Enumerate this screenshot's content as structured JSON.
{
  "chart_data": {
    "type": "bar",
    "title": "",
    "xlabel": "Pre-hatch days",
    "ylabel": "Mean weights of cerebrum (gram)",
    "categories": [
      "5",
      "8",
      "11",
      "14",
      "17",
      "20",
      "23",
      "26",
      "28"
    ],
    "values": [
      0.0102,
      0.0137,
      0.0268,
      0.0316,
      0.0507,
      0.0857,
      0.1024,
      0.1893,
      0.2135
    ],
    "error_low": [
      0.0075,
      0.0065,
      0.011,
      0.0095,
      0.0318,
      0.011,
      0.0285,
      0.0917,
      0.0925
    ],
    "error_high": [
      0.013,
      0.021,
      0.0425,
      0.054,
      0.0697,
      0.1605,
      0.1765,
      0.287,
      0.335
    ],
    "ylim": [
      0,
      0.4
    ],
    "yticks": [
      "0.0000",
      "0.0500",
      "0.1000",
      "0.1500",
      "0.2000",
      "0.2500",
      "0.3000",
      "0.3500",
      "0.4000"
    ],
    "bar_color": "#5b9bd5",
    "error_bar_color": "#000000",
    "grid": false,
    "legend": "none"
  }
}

* [Description of the task] Output each record precisely as given.

* [Reply]
Enumerate this screenshot's content as structured JSON.
{
  "chart_data": {
    "type": "bar",
    "title": "",
    "xlabel": "Pre-hatch days",
    "ylabel": "Mean weights of cerebrum (gram)",
    "categories": [
      "5",
      "8",
      "11",
      "14",
      "17",
      "20",
      "23",
      "26",
      "28"
    ],
    "values": [
      0.0102,
      0.0137,
      0.0268,
      0.0316,
      0.0507,
      0.0857,
      0.1024,
      0.1893,
      0.2135
    ],
    "error_low": [
      0.0075,
      0.0065,
      0.011,
      0.0095,
      0.0318,
      0.011,
      0.0285,
      0.0917,
      0.0925
    ],
    "error_high": [
      0.013,
      0.021,
      0.0425,
      0.054,
      0.0697,
      0.1605,
      0.1765,
      0.287,
      0.335
    ],
    "ylim": [
      0,
      0.4
    ],
    "yticks": [
      "0.0000",
      "0.0500",
      "0.1000",
      "0.1500",
      "0.2000",
      "0.2500",
      "0.3000",
      "0.3500",
      "0.4000"
    ],
    "bar_color": "#5b9bd5",
    "error_bar_color": "#000000",
    "grid": false,
    "legend": "none"
  }
}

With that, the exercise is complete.